▶ [ASSIGNED TASK] From the listing below, copy every line with the word "Delete".
::: ENTRIES SUPPLIED :::
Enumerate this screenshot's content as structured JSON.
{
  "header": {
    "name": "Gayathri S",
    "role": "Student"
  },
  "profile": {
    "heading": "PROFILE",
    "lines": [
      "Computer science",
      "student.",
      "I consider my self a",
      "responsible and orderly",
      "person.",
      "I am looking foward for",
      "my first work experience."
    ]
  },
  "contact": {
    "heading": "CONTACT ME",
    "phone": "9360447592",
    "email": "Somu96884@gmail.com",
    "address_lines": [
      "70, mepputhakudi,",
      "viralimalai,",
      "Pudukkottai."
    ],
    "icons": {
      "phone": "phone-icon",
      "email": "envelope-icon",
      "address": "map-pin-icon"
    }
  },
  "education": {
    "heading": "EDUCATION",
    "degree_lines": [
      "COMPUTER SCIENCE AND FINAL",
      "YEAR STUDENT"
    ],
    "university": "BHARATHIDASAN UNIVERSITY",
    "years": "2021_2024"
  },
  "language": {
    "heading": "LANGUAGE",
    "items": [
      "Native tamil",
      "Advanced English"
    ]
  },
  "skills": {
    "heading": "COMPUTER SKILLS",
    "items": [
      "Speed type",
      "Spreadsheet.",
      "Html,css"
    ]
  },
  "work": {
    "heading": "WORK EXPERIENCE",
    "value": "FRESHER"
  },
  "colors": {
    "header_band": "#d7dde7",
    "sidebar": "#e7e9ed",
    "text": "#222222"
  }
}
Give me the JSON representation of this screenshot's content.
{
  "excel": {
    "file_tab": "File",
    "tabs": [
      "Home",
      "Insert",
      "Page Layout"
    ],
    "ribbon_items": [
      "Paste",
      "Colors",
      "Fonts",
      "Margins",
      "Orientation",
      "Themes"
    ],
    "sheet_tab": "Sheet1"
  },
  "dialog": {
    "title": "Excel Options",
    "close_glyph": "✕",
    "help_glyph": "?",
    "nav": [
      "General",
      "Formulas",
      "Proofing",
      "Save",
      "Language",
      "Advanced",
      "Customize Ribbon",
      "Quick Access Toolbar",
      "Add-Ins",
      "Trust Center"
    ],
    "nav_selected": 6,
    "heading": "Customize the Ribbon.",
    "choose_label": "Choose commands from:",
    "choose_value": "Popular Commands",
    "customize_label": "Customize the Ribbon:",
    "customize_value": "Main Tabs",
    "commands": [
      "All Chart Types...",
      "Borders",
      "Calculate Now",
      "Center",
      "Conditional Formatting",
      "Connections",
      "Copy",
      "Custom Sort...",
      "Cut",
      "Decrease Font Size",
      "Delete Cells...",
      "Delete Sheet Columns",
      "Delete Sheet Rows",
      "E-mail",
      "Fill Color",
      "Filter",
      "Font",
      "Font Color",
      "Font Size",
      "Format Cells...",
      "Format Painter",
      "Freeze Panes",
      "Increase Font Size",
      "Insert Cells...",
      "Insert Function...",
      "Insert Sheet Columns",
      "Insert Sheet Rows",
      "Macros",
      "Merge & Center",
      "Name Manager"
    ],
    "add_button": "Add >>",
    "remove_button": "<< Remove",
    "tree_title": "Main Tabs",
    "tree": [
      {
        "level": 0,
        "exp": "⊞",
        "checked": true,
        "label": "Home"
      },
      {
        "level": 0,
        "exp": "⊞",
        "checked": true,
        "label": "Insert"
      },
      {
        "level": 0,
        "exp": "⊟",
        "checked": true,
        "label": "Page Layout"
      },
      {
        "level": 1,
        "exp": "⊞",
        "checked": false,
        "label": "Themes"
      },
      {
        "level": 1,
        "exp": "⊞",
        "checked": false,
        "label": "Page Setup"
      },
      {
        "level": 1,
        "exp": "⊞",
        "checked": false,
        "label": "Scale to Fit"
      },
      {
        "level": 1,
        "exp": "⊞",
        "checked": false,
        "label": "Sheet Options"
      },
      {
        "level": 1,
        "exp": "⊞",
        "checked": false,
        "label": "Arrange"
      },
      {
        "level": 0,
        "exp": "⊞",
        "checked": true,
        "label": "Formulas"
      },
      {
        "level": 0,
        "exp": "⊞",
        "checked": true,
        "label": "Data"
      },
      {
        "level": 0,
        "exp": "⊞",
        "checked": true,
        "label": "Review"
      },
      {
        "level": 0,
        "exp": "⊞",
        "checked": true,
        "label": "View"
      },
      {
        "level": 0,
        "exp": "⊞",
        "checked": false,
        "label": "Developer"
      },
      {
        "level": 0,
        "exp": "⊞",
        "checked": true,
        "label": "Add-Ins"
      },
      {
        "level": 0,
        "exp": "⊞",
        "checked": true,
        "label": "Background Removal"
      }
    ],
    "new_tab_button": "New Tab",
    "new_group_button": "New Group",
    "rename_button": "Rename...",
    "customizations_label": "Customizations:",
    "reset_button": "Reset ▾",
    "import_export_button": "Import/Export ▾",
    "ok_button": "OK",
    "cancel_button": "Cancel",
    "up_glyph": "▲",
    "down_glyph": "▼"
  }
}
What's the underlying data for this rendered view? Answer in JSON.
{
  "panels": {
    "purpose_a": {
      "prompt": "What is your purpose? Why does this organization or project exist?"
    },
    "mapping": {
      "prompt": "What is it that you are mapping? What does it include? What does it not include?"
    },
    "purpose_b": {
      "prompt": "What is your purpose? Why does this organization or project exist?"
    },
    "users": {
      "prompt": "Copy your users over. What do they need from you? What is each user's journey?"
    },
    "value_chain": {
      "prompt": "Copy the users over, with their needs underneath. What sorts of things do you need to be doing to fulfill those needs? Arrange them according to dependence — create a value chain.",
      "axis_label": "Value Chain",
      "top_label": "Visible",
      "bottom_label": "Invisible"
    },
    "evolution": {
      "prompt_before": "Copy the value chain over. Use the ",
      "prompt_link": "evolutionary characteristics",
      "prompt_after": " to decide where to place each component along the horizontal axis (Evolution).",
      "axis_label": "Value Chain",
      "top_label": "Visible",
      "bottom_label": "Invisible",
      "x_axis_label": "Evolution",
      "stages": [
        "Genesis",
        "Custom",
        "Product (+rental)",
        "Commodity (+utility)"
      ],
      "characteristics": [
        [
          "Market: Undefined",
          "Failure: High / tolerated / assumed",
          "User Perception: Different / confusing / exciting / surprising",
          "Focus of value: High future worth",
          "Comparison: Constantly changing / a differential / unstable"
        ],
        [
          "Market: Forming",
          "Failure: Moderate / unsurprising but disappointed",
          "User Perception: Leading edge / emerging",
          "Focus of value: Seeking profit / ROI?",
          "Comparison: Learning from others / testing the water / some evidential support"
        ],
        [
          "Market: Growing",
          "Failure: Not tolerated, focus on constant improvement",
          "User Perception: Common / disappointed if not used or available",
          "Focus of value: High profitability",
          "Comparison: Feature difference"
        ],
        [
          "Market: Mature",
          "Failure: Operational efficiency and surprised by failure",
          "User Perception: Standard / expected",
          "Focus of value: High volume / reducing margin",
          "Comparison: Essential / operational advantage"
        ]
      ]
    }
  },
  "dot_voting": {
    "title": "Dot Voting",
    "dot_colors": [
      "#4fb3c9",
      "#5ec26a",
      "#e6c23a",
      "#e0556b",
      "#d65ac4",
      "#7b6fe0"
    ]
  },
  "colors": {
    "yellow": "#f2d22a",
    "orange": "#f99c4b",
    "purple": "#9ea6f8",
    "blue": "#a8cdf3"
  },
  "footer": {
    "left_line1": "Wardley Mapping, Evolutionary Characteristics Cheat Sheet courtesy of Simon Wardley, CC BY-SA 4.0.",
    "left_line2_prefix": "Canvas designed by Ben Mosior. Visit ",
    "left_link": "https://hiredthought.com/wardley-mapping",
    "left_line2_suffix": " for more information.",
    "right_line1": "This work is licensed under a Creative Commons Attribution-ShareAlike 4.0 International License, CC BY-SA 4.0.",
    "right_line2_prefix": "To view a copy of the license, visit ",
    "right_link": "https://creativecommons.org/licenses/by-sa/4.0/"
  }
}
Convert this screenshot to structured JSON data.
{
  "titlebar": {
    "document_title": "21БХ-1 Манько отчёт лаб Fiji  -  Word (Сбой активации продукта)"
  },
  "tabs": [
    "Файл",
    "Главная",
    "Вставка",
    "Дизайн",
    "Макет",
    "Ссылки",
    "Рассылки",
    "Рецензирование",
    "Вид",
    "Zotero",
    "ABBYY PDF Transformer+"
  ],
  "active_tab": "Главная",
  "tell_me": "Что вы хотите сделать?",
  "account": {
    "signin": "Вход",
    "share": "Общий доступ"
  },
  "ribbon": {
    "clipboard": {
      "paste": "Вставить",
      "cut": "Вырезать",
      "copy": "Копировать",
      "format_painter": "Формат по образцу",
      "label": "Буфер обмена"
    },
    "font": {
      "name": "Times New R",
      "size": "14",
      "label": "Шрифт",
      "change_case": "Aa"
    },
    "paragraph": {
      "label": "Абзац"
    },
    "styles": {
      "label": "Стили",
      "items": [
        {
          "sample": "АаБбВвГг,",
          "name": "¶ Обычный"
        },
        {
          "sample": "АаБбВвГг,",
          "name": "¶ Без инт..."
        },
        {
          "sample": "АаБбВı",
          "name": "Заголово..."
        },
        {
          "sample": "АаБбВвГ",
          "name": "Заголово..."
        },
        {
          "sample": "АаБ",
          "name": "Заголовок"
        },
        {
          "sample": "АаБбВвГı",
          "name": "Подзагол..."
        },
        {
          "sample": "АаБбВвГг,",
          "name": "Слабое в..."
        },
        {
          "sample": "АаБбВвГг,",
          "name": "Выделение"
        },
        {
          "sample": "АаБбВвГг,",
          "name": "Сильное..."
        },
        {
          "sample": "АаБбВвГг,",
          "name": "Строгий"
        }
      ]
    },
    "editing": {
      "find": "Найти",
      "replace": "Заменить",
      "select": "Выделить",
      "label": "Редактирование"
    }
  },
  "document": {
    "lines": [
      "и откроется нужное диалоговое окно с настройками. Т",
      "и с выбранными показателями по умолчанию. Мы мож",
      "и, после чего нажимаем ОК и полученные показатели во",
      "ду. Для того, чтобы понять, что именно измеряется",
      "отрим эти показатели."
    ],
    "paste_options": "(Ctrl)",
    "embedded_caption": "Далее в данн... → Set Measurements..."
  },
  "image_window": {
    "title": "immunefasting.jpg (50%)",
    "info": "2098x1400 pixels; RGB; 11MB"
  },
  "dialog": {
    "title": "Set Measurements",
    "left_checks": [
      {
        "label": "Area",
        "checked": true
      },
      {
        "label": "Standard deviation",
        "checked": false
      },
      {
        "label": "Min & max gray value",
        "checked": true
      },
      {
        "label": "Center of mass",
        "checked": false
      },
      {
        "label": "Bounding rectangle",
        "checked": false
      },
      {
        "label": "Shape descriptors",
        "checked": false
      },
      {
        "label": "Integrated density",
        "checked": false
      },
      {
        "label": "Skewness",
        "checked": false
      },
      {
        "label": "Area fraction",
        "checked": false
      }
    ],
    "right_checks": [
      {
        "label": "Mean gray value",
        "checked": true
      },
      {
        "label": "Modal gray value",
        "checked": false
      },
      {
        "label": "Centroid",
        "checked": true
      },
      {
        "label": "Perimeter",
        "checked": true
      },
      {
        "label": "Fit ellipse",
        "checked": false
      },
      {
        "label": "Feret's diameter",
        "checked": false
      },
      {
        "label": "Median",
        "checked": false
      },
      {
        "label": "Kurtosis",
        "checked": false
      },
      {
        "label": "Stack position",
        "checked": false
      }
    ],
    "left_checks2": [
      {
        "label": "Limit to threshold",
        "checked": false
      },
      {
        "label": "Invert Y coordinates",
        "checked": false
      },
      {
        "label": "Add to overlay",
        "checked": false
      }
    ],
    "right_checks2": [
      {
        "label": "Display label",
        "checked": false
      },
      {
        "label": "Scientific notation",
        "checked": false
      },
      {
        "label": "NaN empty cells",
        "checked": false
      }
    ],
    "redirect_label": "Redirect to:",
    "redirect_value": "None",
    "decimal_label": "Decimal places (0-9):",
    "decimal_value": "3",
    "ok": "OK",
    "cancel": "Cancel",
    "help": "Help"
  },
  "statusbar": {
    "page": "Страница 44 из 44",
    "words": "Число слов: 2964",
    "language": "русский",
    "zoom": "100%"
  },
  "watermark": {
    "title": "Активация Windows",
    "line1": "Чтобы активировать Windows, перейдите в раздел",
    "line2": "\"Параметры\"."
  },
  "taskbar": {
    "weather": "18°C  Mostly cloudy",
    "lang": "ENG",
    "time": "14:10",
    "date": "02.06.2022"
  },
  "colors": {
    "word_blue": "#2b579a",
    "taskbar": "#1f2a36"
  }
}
:::
▶ [RESULT OF THIS TASK]
      "Delete Cells...",
      "Delete Sheet Columns",
      "Delete Sheet Rows",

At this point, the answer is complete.